The records →
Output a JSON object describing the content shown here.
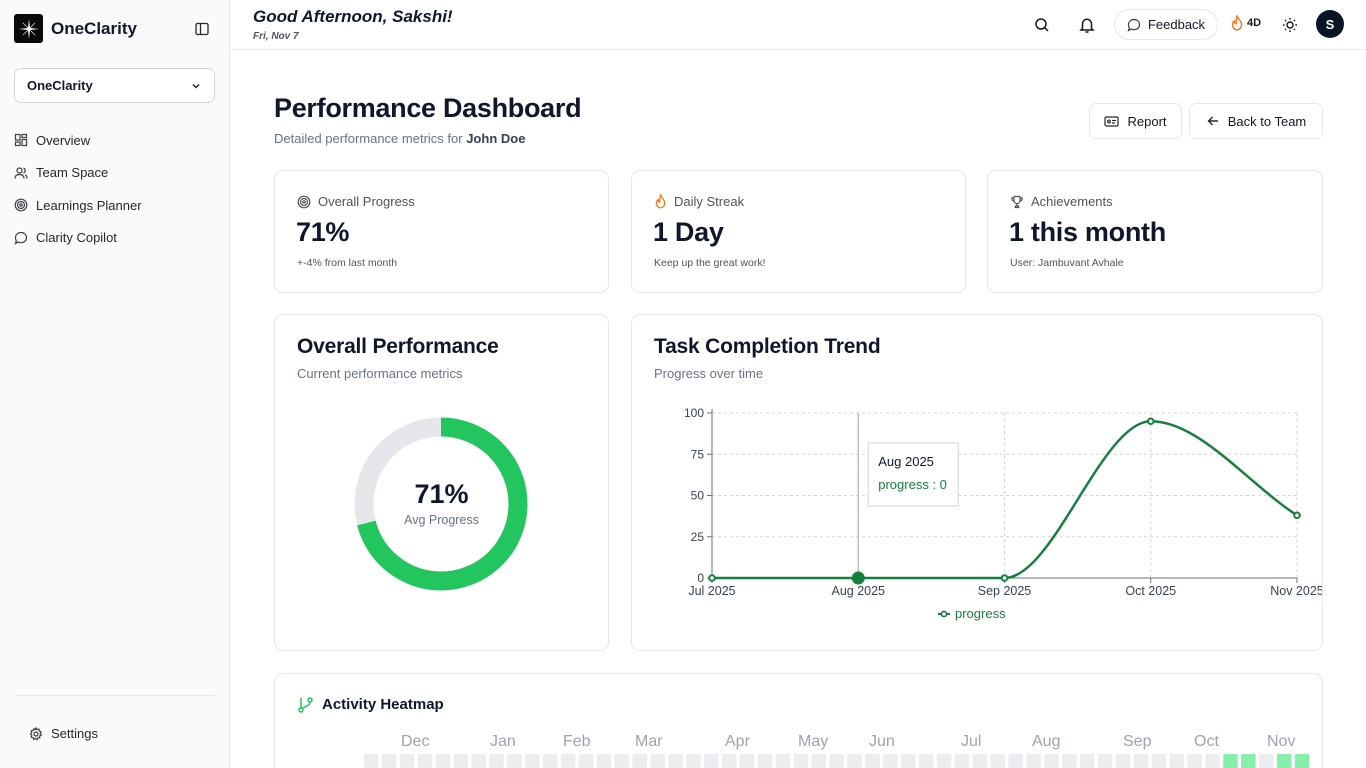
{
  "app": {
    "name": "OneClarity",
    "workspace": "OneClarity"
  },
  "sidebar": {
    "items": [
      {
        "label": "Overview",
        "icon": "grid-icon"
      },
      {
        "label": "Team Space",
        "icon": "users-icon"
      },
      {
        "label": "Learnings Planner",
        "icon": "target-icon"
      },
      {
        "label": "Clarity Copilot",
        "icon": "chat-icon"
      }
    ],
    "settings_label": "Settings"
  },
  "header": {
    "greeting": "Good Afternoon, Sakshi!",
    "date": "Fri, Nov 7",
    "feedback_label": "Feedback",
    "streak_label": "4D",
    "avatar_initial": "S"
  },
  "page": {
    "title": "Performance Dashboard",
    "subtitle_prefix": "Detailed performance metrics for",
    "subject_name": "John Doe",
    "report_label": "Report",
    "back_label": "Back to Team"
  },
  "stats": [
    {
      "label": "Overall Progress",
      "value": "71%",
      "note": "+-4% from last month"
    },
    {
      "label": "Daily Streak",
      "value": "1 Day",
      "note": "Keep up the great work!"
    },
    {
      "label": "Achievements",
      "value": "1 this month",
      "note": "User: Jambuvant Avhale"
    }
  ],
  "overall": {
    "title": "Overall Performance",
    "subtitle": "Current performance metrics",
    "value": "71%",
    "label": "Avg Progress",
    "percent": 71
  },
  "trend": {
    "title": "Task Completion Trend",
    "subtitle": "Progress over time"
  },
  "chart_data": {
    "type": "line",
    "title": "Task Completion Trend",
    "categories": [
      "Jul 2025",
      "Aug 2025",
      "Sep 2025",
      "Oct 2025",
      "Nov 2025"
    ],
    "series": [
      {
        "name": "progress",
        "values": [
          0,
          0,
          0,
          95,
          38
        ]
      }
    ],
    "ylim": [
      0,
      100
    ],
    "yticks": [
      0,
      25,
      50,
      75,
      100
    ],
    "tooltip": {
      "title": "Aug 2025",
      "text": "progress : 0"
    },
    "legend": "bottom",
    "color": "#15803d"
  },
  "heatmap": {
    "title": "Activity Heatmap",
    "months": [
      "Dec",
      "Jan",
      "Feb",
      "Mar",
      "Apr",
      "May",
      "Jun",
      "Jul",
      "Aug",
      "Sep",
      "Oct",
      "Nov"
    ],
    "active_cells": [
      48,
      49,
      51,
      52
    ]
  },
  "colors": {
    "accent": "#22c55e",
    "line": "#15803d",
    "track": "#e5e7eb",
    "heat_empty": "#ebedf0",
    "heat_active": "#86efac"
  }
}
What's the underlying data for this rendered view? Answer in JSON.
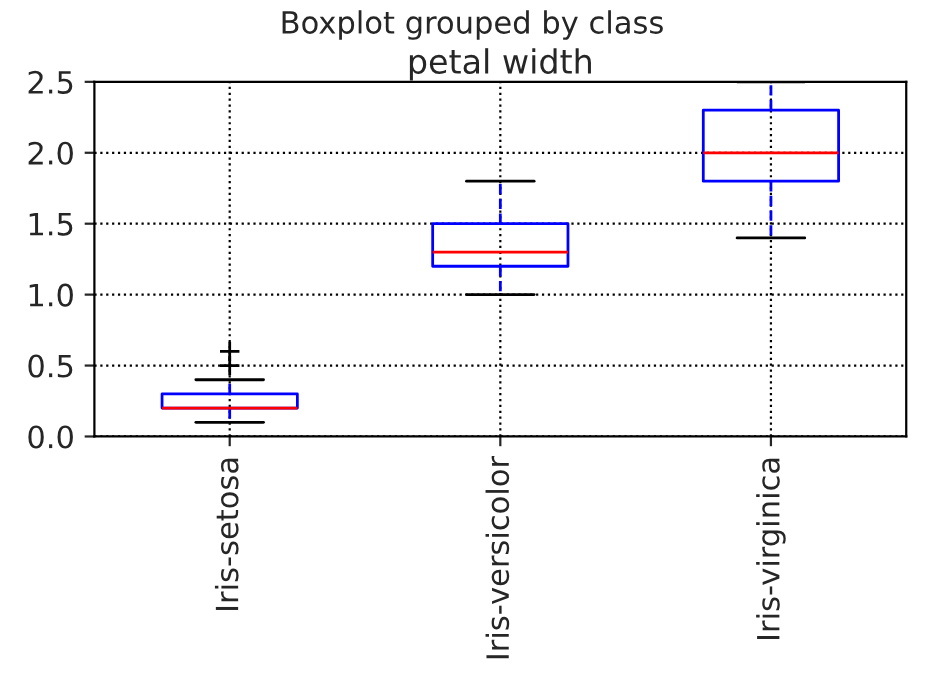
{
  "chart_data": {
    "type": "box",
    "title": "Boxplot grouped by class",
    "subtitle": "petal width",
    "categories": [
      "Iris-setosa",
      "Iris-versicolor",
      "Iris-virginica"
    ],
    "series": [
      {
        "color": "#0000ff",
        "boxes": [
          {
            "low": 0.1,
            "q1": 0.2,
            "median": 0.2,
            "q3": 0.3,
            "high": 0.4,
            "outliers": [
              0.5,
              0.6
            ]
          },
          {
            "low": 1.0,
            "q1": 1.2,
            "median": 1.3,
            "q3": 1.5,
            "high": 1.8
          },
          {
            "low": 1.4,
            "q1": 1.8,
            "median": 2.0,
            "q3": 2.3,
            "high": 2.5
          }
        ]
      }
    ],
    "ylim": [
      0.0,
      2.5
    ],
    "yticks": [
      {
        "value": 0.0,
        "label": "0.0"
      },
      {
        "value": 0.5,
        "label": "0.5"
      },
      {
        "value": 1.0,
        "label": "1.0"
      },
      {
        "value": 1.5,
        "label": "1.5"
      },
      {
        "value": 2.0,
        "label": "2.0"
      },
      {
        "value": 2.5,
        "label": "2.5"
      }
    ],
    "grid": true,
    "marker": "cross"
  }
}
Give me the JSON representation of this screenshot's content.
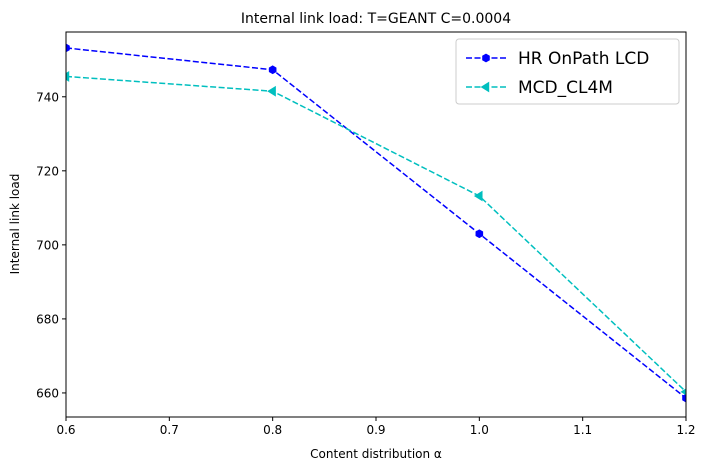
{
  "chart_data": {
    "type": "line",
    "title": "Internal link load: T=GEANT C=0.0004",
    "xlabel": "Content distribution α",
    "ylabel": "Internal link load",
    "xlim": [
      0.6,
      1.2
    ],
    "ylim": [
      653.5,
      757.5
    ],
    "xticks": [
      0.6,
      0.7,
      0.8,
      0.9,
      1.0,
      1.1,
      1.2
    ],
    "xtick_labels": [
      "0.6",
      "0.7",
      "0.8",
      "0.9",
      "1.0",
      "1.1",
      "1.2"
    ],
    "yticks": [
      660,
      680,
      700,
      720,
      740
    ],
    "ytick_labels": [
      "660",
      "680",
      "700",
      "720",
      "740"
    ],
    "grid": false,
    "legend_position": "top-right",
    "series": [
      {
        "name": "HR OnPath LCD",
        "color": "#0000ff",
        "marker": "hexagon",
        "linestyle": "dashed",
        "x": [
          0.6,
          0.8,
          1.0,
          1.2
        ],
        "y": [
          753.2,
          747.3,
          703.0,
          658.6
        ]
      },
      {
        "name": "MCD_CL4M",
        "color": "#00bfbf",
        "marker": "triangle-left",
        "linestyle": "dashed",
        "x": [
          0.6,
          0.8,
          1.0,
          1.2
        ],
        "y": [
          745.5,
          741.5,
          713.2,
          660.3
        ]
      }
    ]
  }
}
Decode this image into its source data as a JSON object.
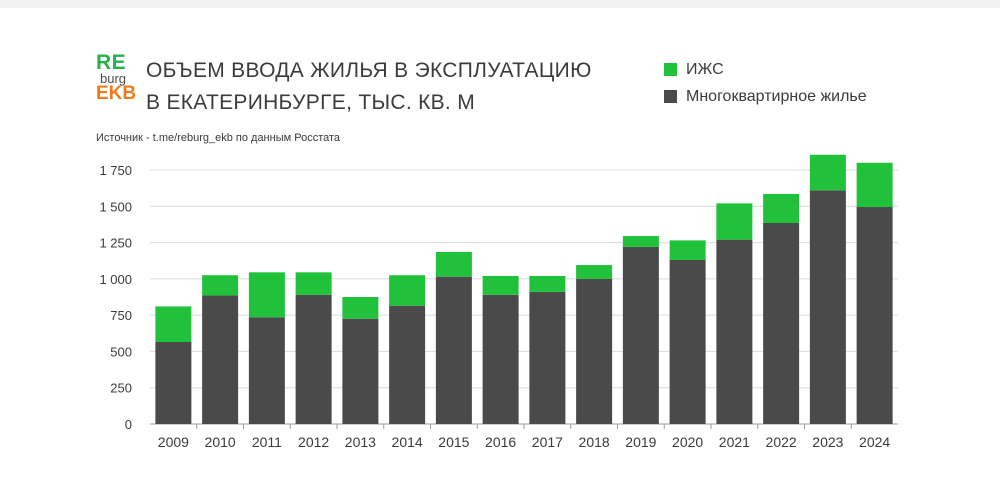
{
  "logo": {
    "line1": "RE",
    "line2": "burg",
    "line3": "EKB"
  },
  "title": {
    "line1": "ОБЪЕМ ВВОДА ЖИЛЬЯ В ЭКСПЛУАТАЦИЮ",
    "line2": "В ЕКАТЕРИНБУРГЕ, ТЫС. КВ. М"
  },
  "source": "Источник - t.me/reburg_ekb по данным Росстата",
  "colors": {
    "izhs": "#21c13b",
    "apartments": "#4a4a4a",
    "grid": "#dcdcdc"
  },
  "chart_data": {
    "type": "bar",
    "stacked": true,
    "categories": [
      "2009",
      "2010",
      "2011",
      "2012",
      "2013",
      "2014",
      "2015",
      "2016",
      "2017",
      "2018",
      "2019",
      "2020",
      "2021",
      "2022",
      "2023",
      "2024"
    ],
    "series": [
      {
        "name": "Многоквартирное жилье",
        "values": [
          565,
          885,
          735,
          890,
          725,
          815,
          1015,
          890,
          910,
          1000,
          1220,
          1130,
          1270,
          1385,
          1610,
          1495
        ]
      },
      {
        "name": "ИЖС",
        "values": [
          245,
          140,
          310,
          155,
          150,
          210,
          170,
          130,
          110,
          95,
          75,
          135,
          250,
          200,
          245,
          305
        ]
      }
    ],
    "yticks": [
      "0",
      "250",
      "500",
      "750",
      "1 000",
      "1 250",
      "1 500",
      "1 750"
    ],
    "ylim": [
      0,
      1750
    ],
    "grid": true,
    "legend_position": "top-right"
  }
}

Exercise instructions → Exclude the pictures and repeat every other part of the records word for word.

Result of the exercise →
Output a JSON object describing the content shown here.
{
  "app": {
    "name": "OneClarity",
    "workspace": "OneClarity"
  },
  "sidebar": {
    "items": [
      {
        "label": "Overview",
        "icon": "grid-icon"
      },
      {
        "label": "Team Space",
        "icon": "users-icon"
      },
      {
        "label": "Learnings Planner",
        "icon": "target-icon"
      },
      {
        "label": "Clarity Copilot",
        "icon": "chat-icon"
      }
    ],
    "settings_label": "Settings"
  },
  "header": {
    "greeting": "Good Afternoon, Sakshi!",
    "date": "Fri, Nov 7",
    "feedback_label": "Feedback",
    "streak_label": "4D",
    "avatar_initial": "S"
  },
  "page": {
    "title": "Performance Dashboard",
    "subtitle_prefix": "Detailed performance metrics for",
    "subject_name": "John Doe",
    "report_label": "Report",
    "back_label": "Back to Team"
  },
  "stats": [
    {
      "label": "Overall Progress",
      "value": "71%",
      "note": "+-4% from last month"
    },
    {
      "label": "Daily Streak",
      "value": "1 Day",
      "note": "Keep up the great work!"
    },
    {
      "label": "Achievements",
      "value": "1 this month",
      "note": "User: Jambuvant Avhale"
    }
  ],
  "overall": {
    "title": "Overall Performance",
    "subtitle": "Current performance metrics",
    "value": "71%",
    "label": "Avg Progress",
    "percent": 71
  },
  "trend": {
    "title": "Task Completion Trend",
    "subtitle": "Progress over time"
  },
  "chart_data": {
    "type": "line",
    "title": "Task Completion Trend",
    "categories": [
      "Jul 2025",
      "Aug 2025",
      "Sep 2025",
      "Oct 2025",
      "Nov 2025"
    ],
    "series": [
      {
        "name": "progress",
        "values": [
          0,
          0,
          0,
          95,
          38
        ]
      }
    ],
    "ylim": [
      0,
      100
    ],
    "yticks": [
      0,
      25,
      50,
      75,
      100
    ],
    "tooltip": {
      "title": "Aug 2025",
      "text": "progress : 0"
    },
    "legend": "bottom",
    "color": "#15803d"
  },
  "heatmap": {
    "title": "Activity Heatmap",
    "months": [
      "Dec",
      "Jan",
      "Feb",
      "Mar",
      "Apr",
      "May",
      "Jun",
      "Jul",
      "Aug",
      "Sep",
      "Oct",
      "Nov"
    ],
    "active_cells": [
      48,
      49,
      51,
      52
    ]
  },
  "colors": {
    "accent": "#22c55e",
    "line": "#15803d",
    "track": "#e5e7eb",
    "heat_empty": "#ebedf0",
    "heat_active": "#86efac"
  }
}
What's the underlying data for this rendered view? Answer in JSON.
{
  "chart_data": {
    "type": "box",
    "title": "Boxplot grouped by class",
    "subtitle": "petal width",
    "categories": [
      "Iris-setosa",
      "Iris-versicolor",
      "Iris-virginica"
    ],
    "series": [
      {
        "color": "#0000ff",
        "boxes": [
          {
            "low": 0.1,
            "q1": 0.2,
            "median": 0.2,
            "q3": 0.3,
            "high": 0.4,
            "outliers": [
              0.5,
              0.6
            ]
          },
          {
            "low": 1.0,
            "q1": 1.2,
            "median": 1.3,
            "q3": 1.5,
            "high": 1.8
          },
          {
            "low": 1.4,
            "q1": 1.8,
            "median": 2.0,
            "q3": 2.3,
            "high": 2.5
          }
        ]
      }
    ],
    "ylim": [
      0.0,
      2.5
    ],
    "yticks": [
      {
        "value": 0.0,
        "label": "0.0"
      },
      {
        "value": 0.5,
        "label": "0.5"
      },
      {
        "value": 1.0,
        "label": "1.0"
      },
      {
        "value": 1.5,
        "label": "1.5"
      },
      {
        "value": 2.0,
        "label": "2.0"
      },
      {
        "value": 2.5,
        "label": "2.5"
      }
    ],
    "grid": true,
    "marker": "cross"
  }
}
Give me the JSON representation of this screenshot's content.
{
  "chart_data": {
    "type": "line",
    "title": "Internal link load: T=GEANT C=0.0004",
    "xlabel": "Content distribution α",
    "ylabel": "Internal link load",
    "xlim": [
      0.6,
      1.2
    ],
    "ylim": [
      653.5,
      757.5
    ],
    "xticks": [
      0.6,
      0.7,
      0.8,
      0.9,
      1.0,
      1.1,
      1.2
    ],
    "xtick_labels": [
      "0.6",
      "0.7",
      "0.8",
      "0.9",
      "1.0",
      "1.1",
      "1.2"
    ],
    "yticks": [
      660,
      680,
      700,
      720,
      740
    ],
    "ytick_labels": [
      "660",
      "680",
      "700",
      "720",
      "740"
    ],
    "grid": false,
    "legend_position": "top-right",
    "series": [
      {
        "name": "HR OnPath LCD",
        "color": "#0000ff",
        "marker": "hexagon",
        "linestyle": "dashed",
        "x": [
          0.6,
          0.8,
          1.0,
          1.2
        ],
        "y": [
          753.2,
          747.3,
          703.0,
          658.6
        ]
      },
      {
        "name": "MCD_CL4M",
        "color": "#00bfbf",
        "marker": "triangle-left",
        "linestyle": "dashed",
        "x": [
          0.6,
          0.8,
          1.0,
          1.2
        ],
        "y": [
          745.5,
          741.5,
          713.2,
          660.3
        ]
      }
    ]
  }
}
Decode this image into its source data as a JSON object.
{
  "logo": {
    "line1": "RE",
    "line2": "burg",
    "line3": "EKB"
  },
  "title": {
    "line1": "ОБЪЕМ ВВОДА ЖИЛЬЯ В ЭКСПЛУАТАЦИЮ",
    "line2": "В ЕКАТЕРИНБУРГЕ, ТЫС. КВ. М"
  },
  "source": "Источник - t.me/reburg_ekb по данным Росстата",
  "colors": {
    "izhs": "#21c13b",
    "apartments": "#4a4a4a",
    "grid": "#dcdcdc"
  },
  "chart_data": {
    "type": "bar",
    "stacked": true,
    "categories": [
      "2009",
      "2010",
      "2011",
      "2012",
      "2013",
      "2014",
      "2015",
      "2016",
      "2017",
      "2018",
      "2019",
      "2020",
      "2021",
      "2022",
      "2023",
      "2024"
    ],
    "series": [
      {
        "name": "Многоквартирное жилье",
        "values": [
          565,
          885,
          735,
          890,
          725,
          815,
          1015,
          890,
          910,
          1000,
          1220,
          1130,
          1270,
          1385,
          1610,
          1495
        ]
      },
      {
        "name": "ИЖС",
        "values": [
          245,
          140,
          310,
          155,
          150,
          210,
          170,
          130,
          110,
          95,
          75,
          135,
          250,
          200,
          245,
          305
        ]
      }
    ],
    "yticks": [
      "0",
      "250",
      "500",
      "750",
      "1 000",
      "1 250",
      "1 500",
      "1 750"
    ],
    "ylim": [
      0,
      1750
    ],
    "grid": true,
    "legend_position": "top-right"
  }
}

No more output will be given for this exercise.